**Given problem**: Find the lines with "grid" in them and copy them out.

* start *

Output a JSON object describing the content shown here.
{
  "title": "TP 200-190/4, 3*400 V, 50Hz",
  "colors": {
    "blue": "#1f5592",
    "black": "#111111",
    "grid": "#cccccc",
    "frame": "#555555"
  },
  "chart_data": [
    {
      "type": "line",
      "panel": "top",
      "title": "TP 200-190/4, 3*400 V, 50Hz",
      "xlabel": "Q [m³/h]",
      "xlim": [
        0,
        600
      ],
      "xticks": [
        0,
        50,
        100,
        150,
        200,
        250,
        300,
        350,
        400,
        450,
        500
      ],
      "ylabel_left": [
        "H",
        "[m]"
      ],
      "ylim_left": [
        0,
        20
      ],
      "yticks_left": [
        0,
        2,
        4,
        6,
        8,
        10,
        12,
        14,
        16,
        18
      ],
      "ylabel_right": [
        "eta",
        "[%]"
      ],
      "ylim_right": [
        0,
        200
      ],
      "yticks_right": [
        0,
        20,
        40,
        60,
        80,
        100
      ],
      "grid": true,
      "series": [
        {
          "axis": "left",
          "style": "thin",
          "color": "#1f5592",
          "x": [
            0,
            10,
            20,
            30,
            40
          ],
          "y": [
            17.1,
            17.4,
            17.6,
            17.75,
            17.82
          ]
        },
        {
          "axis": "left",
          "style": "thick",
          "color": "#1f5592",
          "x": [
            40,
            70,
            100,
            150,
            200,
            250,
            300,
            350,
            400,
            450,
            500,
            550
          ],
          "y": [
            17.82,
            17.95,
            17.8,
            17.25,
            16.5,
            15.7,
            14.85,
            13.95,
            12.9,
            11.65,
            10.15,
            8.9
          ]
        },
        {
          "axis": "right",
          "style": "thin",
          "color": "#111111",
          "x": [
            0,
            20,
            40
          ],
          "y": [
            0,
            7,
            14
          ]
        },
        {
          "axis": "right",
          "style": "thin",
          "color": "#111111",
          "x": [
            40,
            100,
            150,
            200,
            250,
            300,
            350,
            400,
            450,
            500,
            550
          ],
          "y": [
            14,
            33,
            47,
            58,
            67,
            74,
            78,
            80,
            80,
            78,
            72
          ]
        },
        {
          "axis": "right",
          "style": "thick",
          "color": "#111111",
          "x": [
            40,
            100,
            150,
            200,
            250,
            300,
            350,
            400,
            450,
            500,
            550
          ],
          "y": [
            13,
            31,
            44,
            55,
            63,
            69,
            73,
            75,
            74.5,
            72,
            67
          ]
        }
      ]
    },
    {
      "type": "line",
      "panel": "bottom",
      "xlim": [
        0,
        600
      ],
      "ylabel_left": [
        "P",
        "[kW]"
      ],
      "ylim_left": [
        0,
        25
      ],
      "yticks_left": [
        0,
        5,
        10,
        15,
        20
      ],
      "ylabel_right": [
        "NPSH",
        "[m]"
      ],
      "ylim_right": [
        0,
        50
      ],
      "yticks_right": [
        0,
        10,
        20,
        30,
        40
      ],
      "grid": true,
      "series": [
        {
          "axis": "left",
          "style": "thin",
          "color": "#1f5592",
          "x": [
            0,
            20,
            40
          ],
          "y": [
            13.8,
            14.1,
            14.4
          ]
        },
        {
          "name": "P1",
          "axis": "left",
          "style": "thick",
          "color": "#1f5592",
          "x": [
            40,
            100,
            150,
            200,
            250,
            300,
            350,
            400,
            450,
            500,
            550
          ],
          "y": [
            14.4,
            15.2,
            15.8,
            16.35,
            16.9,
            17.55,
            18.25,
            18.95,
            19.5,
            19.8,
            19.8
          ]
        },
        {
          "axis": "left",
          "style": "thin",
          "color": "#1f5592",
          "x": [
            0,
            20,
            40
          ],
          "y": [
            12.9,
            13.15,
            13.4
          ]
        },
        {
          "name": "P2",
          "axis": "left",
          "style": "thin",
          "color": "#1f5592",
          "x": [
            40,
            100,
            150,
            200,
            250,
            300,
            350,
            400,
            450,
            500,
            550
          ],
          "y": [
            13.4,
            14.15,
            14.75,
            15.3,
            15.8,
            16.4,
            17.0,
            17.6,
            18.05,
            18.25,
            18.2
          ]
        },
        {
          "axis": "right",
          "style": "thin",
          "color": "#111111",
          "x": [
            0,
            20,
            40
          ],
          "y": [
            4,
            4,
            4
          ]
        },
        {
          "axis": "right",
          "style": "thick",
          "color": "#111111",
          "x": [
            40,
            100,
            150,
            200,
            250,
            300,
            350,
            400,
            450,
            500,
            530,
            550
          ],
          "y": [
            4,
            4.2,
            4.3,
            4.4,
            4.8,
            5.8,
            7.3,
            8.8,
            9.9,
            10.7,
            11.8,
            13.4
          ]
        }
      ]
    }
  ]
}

* end *
* start *

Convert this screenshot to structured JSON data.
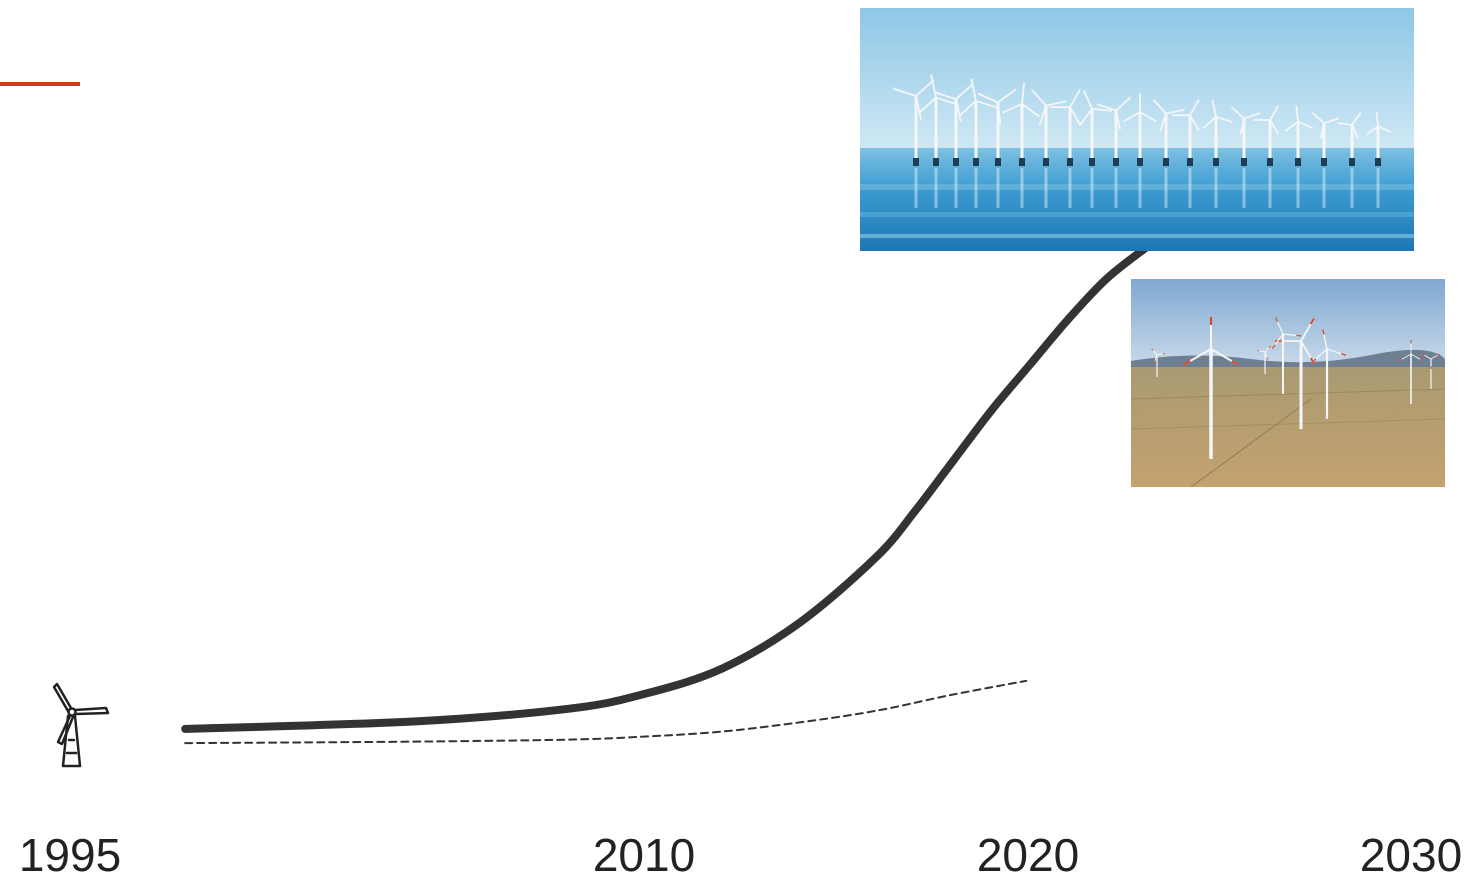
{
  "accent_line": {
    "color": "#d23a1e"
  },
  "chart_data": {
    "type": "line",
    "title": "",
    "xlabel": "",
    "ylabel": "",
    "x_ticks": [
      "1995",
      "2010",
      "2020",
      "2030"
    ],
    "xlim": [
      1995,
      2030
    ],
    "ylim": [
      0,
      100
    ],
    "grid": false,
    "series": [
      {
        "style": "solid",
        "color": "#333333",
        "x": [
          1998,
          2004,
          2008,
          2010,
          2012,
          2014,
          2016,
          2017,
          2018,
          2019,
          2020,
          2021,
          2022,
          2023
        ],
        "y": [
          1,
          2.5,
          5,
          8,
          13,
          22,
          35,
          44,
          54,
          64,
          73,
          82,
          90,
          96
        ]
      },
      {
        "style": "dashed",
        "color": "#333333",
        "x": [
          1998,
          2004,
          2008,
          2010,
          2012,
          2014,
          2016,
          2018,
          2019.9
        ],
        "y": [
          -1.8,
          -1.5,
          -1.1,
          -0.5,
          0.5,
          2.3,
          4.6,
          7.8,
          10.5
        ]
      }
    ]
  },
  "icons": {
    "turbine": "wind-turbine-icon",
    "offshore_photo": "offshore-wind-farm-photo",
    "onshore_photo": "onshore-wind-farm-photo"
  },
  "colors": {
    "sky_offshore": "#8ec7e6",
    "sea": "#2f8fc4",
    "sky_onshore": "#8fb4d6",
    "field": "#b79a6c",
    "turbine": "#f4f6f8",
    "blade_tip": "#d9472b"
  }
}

* end *

**Exercise solution**:
    "grid": "#cccccc",
      "grid": true,
      "grid": true,
    "grid": false,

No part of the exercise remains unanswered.